**Text provided:**
◇ ◇ ◇ ◇ ◇
Details of the system and method for classifying and transferring
information may vary considerably in its implementation details,
while still being encompassed by the invention disclosed herein. As
noted above, particular terminology used when describing certain
features or aspects of the invention should not be taken to imply
that the terminology is being redefined herein to be restricted to
any specific characteristics, features, or aspects of the invention
with which that terminology is associated. In general, the terms
used in the following claims should not be construed to limit the
invention to the specific embodiments disclosed in the
specification, unless the above Detailed Description section
explicitly defines such terms. Accordingly, the actual scope of the
invention encompasses not only the disclosed embodiments, but also
all equivalent ways of practicing or implementing the technology
under the claims. While certain aspects of the technology are
presented below in certain claim forms, the inventors contemplate
the various aspects of the technology in any number of claim forms.
For example, while only one aspect of the technology is recited as
embodied in a computer-readable medium, other aspects may likewise
be embodied in a computer-readable medium. Accordingly, the
inventors reserve the right to add additional claims after filing
the application to pursue such additional claim forms for other
aspects of the technology.
[0102] From the foregoing, it will be appreciated that specific
embodiments of the invention have been described herein for
purposes of illustration, but that various modifications may be
made without deviating from the spirit and scope of the invention.
Accordingly, the invention is not limited except as by the appended
claims.
* * * * *
◇ ◇ ◇ ◇ ◇
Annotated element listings

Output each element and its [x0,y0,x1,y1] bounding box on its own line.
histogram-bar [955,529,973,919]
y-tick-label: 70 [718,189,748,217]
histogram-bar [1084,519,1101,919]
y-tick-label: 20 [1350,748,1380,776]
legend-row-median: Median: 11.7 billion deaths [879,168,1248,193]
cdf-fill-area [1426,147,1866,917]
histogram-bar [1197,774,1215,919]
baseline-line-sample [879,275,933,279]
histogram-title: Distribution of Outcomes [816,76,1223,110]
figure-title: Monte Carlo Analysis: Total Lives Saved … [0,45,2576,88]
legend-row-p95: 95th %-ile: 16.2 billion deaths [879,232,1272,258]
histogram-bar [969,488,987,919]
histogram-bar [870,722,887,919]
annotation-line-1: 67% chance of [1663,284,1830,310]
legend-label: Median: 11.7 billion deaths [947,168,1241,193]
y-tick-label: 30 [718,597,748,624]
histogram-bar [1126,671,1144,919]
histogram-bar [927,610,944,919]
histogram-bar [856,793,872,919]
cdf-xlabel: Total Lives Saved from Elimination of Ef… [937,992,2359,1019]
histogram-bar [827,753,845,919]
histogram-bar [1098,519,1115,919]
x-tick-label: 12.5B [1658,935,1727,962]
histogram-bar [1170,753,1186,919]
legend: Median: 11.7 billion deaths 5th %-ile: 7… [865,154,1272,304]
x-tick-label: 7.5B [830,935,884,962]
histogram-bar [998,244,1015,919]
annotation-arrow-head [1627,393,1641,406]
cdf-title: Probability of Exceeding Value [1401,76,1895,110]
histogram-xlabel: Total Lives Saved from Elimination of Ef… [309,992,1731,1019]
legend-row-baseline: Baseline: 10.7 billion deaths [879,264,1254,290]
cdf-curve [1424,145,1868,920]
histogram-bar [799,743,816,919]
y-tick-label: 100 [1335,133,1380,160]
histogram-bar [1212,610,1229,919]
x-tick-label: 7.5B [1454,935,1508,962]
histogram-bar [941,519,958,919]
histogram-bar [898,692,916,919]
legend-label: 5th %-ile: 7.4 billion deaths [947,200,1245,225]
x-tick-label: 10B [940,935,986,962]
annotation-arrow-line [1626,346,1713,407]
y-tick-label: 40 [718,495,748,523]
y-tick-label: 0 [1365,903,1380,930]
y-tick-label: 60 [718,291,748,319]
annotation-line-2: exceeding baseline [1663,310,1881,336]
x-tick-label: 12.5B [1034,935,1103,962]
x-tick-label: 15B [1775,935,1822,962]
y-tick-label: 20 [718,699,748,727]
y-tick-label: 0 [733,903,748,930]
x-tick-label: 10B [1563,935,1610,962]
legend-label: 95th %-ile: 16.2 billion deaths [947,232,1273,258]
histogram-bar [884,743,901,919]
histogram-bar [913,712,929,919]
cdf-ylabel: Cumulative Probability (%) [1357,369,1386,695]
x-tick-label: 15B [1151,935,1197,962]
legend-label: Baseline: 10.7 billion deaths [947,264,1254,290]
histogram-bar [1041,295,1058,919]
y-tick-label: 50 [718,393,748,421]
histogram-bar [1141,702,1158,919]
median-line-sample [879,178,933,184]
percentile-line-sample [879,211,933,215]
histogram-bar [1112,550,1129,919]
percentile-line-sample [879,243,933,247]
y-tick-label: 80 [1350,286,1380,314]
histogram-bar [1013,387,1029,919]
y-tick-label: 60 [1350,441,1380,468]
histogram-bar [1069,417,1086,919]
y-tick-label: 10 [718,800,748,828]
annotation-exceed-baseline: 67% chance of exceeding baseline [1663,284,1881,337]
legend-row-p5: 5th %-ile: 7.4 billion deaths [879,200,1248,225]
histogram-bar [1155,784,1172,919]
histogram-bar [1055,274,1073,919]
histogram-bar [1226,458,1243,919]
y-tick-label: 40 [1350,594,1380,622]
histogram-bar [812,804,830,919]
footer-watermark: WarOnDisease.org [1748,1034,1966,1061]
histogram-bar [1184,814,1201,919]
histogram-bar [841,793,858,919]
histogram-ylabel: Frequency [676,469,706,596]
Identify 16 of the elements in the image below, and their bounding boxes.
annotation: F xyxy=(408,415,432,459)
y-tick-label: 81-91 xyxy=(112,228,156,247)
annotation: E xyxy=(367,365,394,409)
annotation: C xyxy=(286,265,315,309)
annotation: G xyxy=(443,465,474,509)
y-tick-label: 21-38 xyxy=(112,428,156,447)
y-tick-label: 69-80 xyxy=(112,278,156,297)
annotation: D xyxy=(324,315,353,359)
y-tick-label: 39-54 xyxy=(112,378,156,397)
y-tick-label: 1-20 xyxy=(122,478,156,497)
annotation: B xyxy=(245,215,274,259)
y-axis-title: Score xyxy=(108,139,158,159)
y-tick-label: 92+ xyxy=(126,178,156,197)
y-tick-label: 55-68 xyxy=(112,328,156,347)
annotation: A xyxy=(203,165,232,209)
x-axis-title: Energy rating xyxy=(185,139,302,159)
◇ ◇ ◇ ◇ ◇
**Parts of the exercise:**
(1) In the patent passage, what do the inventors reserve the right to do after filing the application?
(2) Retype the entries from their first line through the line containing "baseline-line-sample [879,275,933,279]", including both of those lines.
The patent passage and the entries were taken from unrelated sources.

**The replies:**
(1) They reserve the right to add additional claims to pursue additional claim forms for other aspects of the technology.

(2)
Output each element and its [x0,y0,x1,y1] bounding box on its own line.
histogram-bar [955,529,973,919]
y-tick-label: 70 [718,189,748,217]
histogram-bar [1084,519,1101,919]
y-tick-label: 20 [1350,748,1380,776]
legend-row-median: Median: 11.7 billion deaths [879,168,1248,193]
cdf-fill-area [1426,147,1866,917]
histogram-bar [1197,774,1215,919]
baseline-line-sample [879,275,933,279]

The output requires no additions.